* [Challenge]: Track down the lines that contain "type" and copy them.

* [Record list]:
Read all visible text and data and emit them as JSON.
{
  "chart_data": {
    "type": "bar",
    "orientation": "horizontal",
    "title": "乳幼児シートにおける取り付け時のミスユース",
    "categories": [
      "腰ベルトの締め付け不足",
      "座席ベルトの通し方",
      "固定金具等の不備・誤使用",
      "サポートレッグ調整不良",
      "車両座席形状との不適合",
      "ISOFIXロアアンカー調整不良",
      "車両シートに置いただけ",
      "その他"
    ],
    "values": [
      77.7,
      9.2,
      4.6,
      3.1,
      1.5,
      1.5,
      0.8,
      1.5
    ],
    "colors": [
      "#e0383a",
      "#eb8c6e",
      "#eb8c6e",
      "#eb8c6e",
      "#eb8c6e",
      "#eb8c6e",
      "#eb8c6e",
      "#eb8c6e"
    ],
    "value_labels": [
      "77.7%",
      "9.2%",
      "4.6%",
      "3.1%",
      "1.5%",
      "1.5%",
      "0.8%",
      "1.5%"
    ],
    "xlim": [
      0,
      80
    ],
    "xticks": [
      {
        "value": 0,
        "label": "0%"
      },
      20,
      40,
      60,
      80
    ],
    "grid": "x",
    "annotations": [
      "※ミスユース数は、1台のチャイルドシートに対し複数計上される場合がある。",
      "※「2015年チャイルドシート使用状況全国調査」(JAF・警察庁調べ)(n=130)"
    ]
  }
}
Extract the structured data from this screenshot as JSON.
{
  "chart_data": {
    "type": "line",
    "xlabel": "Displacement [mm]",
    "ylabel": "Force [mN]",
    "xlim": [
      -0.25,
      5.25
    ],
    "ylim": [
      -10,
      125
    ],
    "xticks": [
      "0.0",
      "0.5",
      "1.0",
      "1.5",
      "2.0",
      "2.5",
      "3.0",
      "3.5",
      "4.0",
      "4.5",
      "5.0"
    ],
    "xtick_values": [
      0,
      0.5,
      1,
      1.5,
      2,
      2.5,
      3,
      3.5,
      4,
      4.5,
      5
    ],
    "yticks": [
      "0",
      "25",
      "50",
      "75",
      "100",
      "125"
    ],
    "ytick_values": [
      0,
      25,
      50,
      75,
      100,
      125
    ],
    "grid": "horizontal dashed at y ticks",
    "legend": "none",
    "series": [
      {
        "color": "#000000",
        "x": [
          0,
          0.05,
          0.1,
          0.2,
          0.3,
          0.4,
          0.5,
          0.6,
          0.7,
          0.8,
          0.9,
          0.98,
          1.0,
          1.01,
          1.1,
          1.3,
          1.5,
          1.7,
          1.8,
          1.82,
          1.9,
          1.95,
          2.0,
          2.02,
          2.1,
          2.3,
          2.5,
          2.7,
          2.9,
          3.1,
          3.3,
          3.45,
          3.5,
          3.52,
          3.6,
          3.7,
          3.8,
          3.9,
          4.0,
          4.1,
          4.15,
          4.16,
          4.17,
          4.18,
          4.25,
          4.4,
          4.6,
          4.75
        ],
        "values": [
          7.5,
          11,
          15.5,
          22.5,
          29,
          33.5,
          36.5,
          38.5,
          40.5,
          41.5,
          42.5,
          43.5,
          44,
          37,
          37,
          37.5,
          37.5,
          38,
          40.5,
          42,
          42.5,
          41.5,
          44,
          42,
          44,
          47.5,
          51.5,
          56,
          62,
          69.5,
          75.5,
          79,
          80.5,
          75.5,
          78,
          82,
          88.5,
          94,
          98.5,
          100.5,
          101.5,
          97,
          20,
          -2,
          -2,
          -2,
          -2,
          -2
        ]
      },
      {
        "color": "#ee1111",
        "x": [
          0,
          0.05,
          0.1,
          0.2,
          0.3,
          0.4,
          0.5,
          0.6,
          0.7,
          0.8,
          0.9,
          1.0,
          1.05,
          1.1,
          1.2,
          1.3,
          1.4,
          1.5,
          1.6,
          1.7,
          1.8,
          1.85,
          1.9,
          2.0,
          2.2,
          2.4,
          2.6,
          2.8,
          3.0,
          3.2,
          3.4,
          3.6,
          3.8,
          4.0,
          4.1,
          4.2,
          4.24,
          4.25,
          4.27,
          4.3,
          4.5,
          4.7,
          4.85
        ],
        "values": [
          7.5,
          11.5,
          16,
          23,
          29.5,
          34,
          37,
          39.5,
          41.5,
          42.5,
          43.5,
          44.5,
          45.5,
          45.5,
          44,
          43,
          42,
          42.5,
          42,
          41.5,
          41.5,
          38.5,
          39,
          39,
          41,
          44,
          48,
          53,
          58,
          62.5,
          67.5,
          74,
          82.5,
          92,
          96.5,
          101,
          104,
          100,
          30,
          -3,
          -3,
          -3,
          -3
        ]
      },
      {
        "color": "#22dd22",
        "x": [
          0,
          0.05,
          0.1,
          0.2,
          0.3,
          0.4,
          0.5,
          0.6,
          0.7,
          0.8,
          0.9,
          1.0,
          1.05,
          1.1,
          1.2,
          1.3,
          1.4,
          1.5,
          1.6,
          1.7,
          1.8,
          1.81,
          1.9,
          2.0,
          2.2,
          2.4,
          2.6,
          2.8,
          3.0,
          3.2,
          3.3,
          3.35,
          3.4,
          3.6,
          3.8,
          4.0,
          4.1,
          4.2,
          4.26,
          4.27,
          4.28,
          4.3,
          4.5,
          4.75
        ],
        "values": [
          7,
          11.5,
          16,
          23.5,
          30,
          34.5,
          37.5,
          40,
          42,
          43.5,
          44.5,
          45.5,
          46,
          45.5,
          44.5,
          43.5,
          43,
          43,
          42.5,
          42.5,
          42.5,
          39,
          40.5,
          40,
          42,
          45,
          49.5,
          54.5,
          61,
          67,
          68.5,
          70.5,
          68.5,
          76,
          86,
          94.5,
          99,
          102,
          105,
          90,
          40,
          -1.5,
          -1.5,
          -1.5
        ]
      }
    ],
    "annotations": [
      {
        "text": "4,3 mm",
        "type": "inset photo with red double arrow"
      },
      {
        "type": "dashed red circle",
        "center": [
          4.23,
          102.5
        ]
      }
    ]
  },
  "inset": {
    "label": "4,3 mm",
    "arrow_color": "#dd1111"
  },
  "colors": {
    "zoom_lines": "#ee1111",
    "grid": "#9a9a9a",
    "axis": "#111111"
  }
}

* [Output below]:
    "type": "bar",
    "type": "line",
        "type": "inset photo with red double arrow"
        "type": "dashed red circle",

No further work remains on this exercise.